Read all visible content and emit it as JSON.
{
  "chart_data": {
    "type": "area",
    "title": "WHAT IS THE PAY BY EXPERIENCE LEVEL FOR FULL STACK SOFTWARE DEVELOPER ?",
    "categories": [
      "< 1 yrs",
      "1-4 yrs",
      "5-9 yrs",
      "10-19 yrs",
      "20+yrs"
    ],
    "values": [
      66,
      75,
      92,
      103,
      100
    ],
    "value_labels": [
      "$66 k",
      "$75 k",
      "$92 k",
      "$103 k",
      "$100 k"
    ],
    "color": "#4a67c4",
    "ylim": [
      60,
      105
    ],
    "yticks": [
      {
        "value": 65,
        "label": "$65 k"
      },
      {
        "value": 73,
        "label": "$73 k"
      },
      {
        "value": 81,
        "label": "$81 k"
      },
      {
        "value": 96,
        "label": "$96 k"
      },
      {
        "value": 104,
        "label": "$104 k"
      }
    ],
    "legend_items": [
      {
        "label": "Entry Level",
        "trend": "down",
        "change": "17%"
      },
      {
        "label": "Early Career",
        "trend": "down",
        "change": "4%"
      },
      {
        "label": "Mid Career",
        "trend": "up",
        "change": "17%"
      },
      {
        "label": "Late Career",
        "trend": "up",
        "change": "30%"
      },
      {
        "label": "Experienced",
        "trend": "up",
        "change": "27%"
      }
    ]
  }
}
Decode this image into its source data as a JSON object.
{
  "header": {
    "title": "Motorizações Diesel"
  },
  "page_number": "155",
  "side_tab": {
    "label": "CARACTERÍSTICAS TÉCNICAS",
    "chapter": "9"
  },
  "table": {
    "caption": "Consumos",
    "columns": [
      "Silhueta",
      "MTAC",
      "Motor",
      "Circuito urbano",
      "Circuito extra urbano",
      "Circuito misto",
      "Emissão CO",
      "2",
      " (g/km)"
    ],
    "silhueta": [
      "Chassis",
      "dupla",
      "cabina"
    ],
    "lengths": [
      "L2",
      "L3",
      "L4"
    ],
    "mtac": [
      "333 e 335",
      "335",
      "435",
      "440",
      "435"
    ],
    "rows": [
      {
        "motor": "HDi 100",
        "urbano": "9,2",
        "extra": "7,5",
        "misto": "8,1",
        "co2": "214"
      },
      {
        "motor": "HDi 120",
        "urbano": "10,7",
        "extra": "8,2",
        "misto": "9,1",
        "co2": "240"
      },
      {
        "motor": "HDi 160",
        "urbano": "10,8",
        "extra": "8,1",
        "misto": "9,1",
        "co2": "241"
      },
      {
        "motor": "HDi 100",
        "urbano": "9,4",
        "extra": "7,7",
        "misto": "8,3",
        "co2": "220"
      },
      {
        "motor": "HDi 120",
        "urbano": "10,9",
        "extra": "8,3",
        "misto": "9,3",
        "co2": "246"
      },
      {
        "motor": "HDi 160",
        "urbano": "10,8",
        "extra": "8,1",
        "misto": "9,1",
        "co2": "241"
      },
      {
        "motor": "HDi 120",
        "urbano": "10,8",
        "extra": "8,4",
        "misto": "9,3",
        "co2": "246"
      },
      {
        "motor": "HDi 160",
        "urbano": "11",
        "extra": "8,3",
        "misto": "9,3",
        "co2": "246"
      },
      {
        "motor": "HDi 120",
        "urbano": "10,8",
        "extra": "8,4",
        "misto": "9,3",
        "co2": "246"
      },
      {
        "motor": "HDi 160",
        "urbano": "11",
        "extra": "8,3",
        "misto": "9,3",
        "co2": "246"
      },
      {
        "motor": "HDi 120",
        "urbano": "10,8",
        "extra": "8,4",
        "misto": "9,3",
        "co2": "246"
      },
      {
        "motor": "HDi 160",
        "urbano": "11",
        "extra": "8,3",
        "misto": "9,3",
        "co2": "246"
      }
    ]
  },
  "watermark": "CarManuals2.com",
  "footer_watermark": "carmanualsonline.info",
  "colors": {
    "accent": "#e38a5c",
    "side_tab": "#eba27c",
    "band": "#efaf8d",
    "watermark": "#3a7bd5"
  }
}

• _TASK PROMPT_
Each record above should be returned exactly as it appears.

• _TASK RESPONSE_
Read all visible content and emit it as JSON.
{
  "chart_data": {
    "type": "area",
    "title": "WHAT IS THE PAY BY EXPERIENCE LEVEL FOR FULL STACK SOFTWARE DEVELOPER ?",
    "categories": [
      "< 1 yrs",
      "1-4 yrs",
      "5-9 yrs",
      "10-19 yrs",
      "20+yrs"
    ],
    "values": [
      66,
      75,
      92,
      103,
      100
    ],
    "value_labels": [
      "$66 k",
      "$75 k",
      "$92 k",
      "$103 k",
      "$100 k"
    ],
    "color": "#4a67c4",
    "ylim": [
      60,
      105
    ],
    "yticks": [
      {
        "value": 65,
        "label": "$65 k"
      },
      {
        "value": 73,
        "label": "$73 k"
      },
      {
        "value": 81,
        "label": "$81 k"
      },
      {
        "value": 96,
        "label": "$96 k"
      },
      {
        "value": 104,
        "label": "$104 k"
      }
    ],
    "legend_items": [
      {
        "label": "Entry Level",
        "trend": "down",
        "change": "17%"
      },
      {
        "label": "Early Career",
        "trend": "down",
        "change": "4%"
      },
      {
        "label": "Mid Career",
        "trend": "up",
        "change": "17%"
      },
      {
        "label": "Late Career",
        "trend": "up",
        "change": "30%"
      },
      {
        "label": "Experienced",
        "trend": "up",
        "change": "27%"
      }
    ]
  }
}
Decode this image into its source data as a JSON object.
{
  "header": {
    "title": "Motorizações Diesel"
  },
  "page_number": "155",
  "side_tab": {
    "label": "CARACTERÍSTICAS TÉCNICAS",
    "chapter": "9"
  },
  "table": {
    "caption": "Consumos",
    "columns": [
      "Silhueta",
      "MTAC",
      "Motor",
      "Circuito urbano",
      "Circuito extra urbano",
      "Circuito misto",
      "Emissão CO",
      "2",
      " (g/km)"
    ],
    "silhueta": [
      "Chassis",
      "dupla",
      "cabina"
    ],
    "lengths": [
      "L2",
      "L3",
      "L4"
    ],
    "mtac": [
      "333 e 335",
      "335",
      "435",
      "440",
      "435"
    ],
    "rows": [
      {
        "motor": "HDi 100",
        "urbano": "9,2",
        "extra": "7,5",
        "misto": "8,1",
        "co2": "214"
      },
      {
        "motor": "HDi 120",
        "urbano": "10,7",
        "extra": "8,2",
        "misto": "9,1",
        "co2": "240"
      },
      {
        "motor": "HDi 160",
        "urbano": "10,8",
        "extra": "8,1",
        "misto": "9,1",
        "co2": "241"
      },
      {
        "motor": "HDi 100",
        "urbano": "9,4",
        "extra": "7,7",
        "misto": "8,3",
        "co2": "220"
      },
      {
        "motor": "HDi 120",
        "urbano": "10,9",
        "extra": "8,3",
        "misto": "9,3",
        "co2": "246"
      },
      {
        "motor": "HDi 160",
        "urbano": "10,8",
        "extra": "8,1",
        "misto": "9,1",
        "co2": "241"
      },
      {
        "motor": "HDi 120",
        "urbano": "10,8",
        "extra": "8,4",
        "misto": "9,3",
        "co2": "246"
      },
      {
        "motor": "HDi 160",
        "urbano": "11",
        "extra": "8,3",
        "misto": "9,3",
        "co2": "246"
      },
      {
        "motor": "HDi 120",
        "urbano": "10,8",
        "extra": "8,4",
        "misto": "9,3",
        "co2": "246"
      },
      {
        "motor": "HDi 160",
        "urbano": "11",
        "extra": "8,3",
        "misto": "9,3",
        "co2": "246"
      },
      {
        "motor": "HDi 120",
        "urbano": "10,8",
        "extra": "8,4",
        "misto": "9,3",
        "co2": "246"
      },
      {
        "motor": "HDi 160",
        "urbano": "11",
        "extra": "8,3",
        "misto": "9,3",
        "co2": "246"
      }
    ]
  },
  "watermark": "CarManuals2.com",
  "footer_watermark": "carmanualsonline.info",
  "colors": {
    "accent": "#e38a5c",
    "side_tab": "#eba27c",
    "band": "#efaf8d",
    "watermark": "#3a7bd5"
  }
}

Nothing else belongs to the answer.